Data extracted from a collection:

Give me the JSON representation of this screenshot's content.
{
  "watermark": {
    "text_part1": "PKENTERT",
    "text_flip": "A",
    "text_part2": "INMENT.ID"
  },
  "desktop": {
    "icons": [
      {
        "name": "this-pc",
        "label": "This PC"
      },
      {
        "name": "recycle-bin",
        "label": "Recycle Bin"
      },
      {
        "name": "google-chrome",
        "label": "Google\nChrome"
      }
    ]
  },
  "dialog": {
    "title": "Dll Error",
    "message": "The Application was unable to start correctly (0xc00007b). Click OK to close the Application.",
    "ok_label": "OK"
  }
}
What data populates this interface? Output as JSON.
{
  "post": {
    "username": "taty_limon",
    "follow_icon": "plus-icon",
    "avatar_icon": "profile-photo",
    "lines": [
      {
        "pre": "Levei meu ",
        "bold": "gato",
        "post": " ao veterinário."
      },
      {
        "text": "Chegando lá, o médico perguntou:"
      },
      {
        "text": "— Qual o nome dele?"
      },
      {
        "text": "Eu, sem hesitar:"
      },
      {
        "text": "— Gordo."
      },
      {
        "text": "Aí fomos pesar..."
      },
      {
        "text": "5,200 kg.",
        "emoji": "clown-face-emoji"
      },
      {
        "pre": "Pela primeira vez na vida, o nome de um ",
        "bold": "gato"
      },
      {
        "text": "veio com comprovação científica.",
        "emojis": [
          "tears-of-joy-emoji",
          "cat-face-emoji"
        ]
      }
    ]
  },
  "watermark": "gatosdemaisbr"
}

#### [Challenge]
Your task is to reproduce all of the records exactly.

#### [Task output]
Give me the JSON representation of this screenshot's content.
{
  "watermark": {
    "text_part1": "PKENTERT",
    "text_flip": "A",
    "text_part2": "INMENT.ID"
  },
  "desktop": {
    "icons": [
      {
        "name": "this-pc",
        "label": "This PC"
      },
      {
        "name": "recycle-bin",
        "label": "Recycle Bin"
      },
      {
        "name": "google-chrome",
        "label": "Google\nChrome"
      }
    ]
  },
  "dialog": {
    "title": "Dll Error",
    "message": "The Application was unable to start correctly (0xc00007b). Click OK to close the Application.",
    "ok_label": "OK"
  }
}
What data populates this interface? Output as JSON.
{
  "post": {
    "username": "taty_limon",
    "follow_icon": "plus-icon",
    "avatar_icon": "profile-photo",
    "lines": [
      {
        "pre": "Levei meu ",
        "bold": "gato",
        "post": " ao veterinário."
      },
      {
        "text": "Chegando lá, o médico perguntou:"
      },
      {
        "text": "— Qual o nome dele?"
      },
      {
        "text": "Eu, sem hesitar:"
      },
      {
        "text": "— Gordo."
      },
      {
        "text": "Aí fomos pesar..."
      },
      {
        "text": "5,200 kg.",
        "emoji": "clown-face-emoji"
      },
      {
        "pre": "Pela primeira vez na vida, o nome de um ",
        "bold": "gato"
      },
      {
        "text": "veio com comprovação científica.",
        "emojis": [
          "tears-of-joy-emoji",
          "cat-face-emoji"
        ]
      }
    ]
  },
  "watermark": "gatosdemaisbr"
}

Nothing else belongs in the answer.